→ GIVEN TASK A: In the article on Klamath Basin water, how many acres does Gary Wright's ranch cover?
→ GIVEN TASK B: Rewrite the part of the Klamath Basin water article that opens with the words containing "Todd Neeley DTN" and closes with "water for granted.", swapping "rain" for "snow".
→ GIVEN TASK C: According to the Klamath Basin water article, why did the U.S. Bureau of Reclamation cut off irrigators' access to Upper Klamath Lake in 2001?

→ SOURCE TEXT:

┌──

Northwest Agriculture Remains Divided on Water Resources

Todd Neeley DTN Staff Reporter

Gary Wright, of Tulelake, Calif., said he never thought much about water until water was cut from his fields in 2001 to save more for three species of fish. (DTN photo by Todd Neeley)

TULELAKE, Calif. (DTN) -- Gary Wright drives a bumpy trail on his 5,600-acre northern California ranch in the southern Klamath Basin.

His face is reddened from a chilly, damp spring day, but he welcomes the rain this year.

Farmers and ranchers in the region no longer take water for granted.

In 2001, the U.S. Bureau of Reclamation shut off irrigator access to the Upper Klamath Lake in the Klamath Irrigation Project of southern Oregon and northern California. The action was to protect three endangered fish species.

As a result of a court-ordered enforcement of the Endangered Species Act, hundreds of farmers were left without water in a severe drought and helplessly watched their crops wither and die. Farmers lost money and farms, stress took its toll, and they rallied against a perception that agriculture is unwanted in the region.

└──

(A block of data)
┌──

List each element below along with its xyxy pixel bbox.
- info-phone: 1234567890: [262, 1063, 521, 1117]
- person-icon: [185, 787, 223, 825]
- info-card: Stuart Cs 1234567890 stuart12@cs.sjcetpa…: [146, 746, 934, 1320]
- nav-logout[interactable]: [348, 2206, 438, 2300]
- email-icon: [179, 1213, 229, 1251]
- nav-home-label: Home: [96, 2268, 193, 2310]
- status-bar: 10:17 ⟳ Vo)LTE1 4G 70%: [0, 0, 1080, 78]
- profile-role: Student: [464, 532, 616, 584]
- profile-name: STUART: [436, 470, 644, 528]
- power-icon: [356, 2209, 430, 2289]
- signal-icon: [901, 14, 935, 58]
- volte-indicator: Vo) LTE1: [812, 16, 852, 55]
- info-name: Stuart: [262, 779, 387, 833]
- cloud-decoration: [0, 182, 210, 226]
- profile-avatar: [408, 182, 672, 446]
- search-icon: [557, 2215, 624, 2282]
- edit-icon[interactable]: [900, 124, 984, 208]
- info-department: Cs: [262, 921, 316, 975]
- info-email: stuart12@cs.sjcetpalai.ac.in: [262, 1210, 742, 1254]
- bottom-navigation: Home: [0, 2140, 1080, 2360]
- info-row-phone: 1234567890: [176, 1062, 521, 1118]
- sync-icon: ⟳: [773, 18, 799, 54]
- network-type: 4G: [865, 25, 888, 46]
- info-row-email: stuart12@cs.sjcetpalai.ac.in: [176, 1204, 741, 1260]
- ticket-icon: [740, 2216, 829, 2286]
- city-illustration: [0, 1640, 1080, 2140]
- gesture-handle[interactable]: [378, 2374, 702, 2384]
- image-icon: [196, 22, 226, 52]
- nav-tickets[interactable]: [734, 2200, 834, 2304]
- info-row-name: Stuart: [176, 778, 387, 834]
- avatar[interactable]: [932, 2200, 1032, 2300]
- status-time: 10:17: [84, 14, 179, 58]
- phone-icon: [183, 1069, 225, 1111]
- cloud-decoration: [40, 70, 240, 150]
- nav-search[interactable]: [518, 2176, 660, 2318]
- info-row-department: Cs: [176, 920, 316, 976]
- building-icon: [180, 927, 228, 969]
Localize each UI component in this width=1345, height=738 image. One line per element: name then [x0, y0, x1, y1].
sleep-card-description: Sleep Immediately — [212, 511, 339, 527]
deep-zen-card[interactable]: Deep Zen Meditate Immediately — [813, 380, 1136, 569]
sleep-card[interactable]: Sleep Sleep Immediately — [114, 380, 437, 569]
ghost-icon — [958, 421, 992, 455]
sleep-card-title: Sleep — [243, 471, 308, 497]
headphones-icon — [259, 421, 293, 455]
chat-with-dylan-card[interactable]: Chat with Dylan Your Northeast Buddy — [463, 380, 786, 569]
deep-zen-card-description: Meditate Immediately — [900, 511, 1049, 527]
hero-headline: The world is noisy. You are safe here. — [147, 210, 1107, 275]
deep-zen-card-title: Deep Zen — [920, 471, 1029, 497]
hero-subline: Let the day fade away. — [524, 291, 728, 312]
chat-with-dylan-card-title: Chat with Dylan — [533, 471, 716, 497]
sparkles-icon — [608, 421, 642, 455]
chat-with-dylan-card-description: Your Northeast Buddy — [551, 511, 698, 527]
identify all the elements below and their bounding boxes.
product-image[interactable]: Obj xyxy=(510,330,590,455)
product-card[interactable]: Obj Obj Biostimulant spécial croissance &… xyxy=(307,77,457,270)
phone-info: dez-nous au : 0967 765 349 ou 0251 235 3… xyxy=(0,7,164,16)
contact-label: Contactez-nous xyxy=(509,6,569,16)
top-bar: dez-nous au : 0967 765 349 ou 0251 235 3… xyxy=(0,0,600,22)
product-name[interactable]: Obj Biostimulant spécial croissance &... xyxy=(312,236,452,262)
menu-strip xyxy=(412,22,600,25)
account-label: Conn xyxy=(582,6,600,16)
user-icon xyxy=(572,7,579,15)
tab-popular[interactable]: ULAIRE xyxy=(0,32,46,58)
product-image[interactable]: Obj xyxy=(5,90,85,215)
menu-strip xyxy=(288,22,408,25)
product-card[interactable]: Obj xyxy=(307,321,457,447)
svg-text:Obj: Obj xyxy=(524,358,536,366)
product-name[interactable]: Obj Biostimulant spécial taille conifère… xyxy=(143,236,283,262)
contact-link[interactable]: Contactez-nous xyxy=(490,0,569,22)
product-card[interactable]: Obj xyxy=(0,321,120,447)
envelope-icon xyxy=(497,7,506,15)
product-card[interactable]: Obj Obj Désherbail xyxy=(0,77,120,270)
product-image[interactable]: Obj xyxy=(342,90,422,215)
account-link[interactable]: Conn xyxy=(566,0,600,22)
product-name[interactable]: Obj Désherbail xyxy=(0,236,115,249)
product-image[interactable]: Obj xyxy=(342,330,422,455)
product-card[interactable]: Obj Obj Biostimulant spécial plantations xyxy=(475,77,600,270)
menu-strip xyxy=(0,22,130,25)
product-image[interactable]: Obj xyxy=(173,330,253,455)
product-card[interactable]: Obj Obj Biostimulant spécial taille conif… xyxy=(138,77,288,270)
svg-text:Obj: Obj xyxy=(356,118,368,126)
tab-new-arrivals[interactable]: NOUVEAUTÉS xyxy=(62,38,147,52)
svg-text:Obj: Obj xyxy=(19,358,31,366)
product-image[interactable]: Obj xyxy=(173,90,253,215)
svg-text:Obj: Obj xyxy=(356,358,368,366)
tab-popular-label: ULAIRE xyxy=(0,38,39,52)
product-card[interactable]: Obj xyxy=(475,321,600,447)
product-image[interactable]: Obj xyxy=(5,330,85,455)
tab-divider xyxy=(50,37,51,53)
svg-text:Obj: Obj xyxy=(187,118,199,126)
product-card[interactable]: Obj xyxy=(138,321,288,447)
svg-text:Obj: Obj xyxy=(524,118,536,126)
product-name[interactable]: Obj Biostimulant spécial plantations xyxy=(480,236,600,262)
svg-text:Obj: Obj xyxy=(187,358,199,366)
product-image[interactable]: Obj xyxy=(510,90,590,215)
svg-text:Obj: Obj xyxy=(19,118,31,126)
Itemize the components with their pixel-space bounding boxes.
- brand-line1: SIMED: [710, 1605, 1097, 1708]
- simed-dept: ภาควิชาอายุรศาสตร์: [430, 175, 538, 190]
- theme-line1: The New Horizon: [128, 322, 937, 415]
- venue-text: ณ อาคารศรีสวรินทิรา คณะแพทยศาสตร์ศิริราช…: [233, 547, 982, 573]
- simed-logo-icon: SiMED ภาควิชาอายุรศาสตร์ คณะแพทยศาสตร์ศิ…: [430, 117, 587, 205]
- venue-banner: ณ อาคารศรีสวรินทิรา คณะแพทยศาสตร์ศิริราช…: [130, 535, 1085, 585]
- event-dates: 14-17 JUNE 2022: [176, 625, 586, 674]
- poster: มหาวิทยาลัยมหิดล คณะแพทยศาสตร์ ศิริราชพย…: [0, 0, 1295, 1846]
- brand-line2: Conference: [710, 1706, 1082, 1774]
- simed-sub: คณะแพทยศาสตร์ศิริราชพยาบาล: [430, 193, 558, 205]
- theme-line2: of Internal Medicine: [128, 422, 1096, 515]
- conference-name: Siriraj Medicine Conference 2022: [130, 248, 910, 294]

└──

→ WRITTEN SOLUTION A: Gary Wright's ranch covers 5,600 acres.

→ WRITTEN SOLUTION B:
Todd Neeley DTN Staff Reporter

Gary Wright, of Tulelake, Calif., said he never thought much about water until water was cut from his fields in 2001 to save more for three species of fish. (DTN photo by Todd Neeley)

TULELAKE, Calif. (DTN) -- Gary Wright drives a bumpy trail on his 5,600-acre northern California ranch in the southern Klamath Basin.

His face is reddened from a chilly, damp spring day, but he welcomes the snow this year.

Farmers and ranchers in the region no longer take water for granted.

→ WRITTEN SOLUTION C: The Bureau cut off access to protect three endangered fish species. It acted under a court-ordered enforcement of the Endangered Species Act.